Copy out all of the data below with no alterations.

### TASK DATA:
● ● ●

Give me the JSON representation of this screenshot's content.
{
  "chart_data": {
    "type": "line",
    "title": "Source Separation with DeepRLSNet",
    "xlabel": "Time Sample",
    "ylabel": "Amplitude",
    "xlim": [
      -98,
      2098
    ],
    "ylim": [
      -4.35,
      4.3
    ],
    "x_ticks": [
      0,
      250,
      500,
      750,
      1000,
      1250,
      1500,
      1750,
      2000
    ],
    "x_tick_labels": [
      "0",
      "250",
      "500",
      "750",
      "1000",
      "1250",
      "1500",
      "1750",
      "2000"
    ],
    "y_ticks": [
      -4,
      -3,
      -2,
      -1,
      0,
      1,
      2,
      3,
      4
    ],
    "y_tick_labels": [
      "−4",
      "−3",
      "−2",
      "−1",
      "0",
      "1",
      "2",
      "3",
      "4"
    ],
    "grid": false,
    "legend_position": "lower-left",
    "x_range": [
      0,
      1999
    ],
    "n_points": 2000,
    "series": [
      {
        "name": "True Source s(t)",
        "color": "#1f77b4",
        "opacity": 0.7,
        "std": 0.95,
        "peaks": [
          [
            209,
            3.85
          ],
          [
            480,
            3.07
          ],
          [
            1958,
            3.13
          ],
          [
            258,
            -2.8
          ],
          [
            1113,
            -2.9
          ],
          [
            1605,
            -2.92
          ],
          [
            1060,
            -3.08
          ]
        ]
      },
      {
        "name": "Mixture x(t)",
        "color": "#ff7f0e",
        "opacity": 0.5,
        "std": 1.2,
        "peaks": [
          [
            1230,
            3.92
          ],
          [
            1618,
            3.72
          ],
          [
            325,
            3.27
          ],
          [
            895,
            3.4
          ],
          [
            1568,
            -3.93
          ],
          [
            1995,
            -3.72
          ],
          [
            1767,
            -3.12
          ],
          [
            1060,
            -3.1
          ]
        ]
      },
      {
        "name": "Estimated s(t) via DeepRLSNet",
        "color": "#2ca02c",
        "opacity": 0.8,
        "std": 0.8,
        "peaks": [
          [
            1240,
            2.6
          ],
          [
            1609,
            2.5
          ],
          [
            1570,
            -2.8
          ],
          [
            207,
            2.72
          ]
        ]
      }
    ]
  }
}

● ● ●

### EXERCISE RESPONSE:
Give me the JSON representation of this screenshot's content.
{
  "chart_data": {
    "type": "line",
    "title": "Source Separation with DeepRLSNet",
    "xlabel": "Time Sample",
    "ylabel": "Amplitude",
    "xlim": [
      -98,
      2098
    ],
    "ylim": [
      -4.35,
      4.3
    ],
    "x_ticks": [
      0,
      250,
      500,
      750,
      1000,
      1250,
      1500,
      1750,
      2000
    ],
    "x_tick_labels": [
      "0",
      "250",
      "500",
      "750",
      "1000",
      "1250",
      "1500",
      "1750",
      "2000"
    ],
    "y_ticks": [
      -4,
      -3,
      -2,
      -1,
      0,
      1,
      2,
      3,
      4
    ],
    "y_tick_labels": [
      "−4",
      "−3",
      "−2",
      "−1",
      "0",
      "1",
      "2",
      "3",
      "4"
    ],
    "grid": false,
    "legend_position": "lower-left",
    "x_range": [
      0,
      1999
    ],
    "n_points": 2000,
    "series": [
      {
        "name": "True Source s(t)",
        "color": "#1f77b4",
        "opacity": 0.7,
        "std": 0.95,
        "peaks": [
          [
            209,
            3.85
          ],
          [
            480,
            3.07
          ],
          [
            1958,
            3.13
          ],
          [
            258,
            -2.8
          ],
          [
            1113,
            -2.9
          ],
          [
            1605,
            -2.92
          ],
          [
            1060,
            -3.08
          ]
        ]
      },
      {
        "name": "Mixture x(t)",
        "color": "#ff7f0e",
        "opacity": 0.5,
        "std": 1.2,
        "peaks": [
          [
            1230,
            3.92
          ],
          [
            1618,
            3.72
          ],
          [
            325,
            3.27
          ],
          [
            895,
            3.4
          ],
          [
            1568,
            -3.93
          ],
          [
            1995,
            -3.72
          ],
          [
            1767,
            -3.12
          ],
          [
            1060,
            -3.1
          ]
        ]
      },
      {
        "name": "Estimated s(t) via DeepRLSNet",
        "color": "#2ca02c",
        "opacity": 0.8,
        "std": 0.8,
        "peaks": [
          [
            1240,
            2.6
          ],
          [
            1609,
            2.5
          ],
          [
            1570,
            -2.8
          ],
          [
            207,
            2.72
          ]
        ]
      }
    ]
  }
}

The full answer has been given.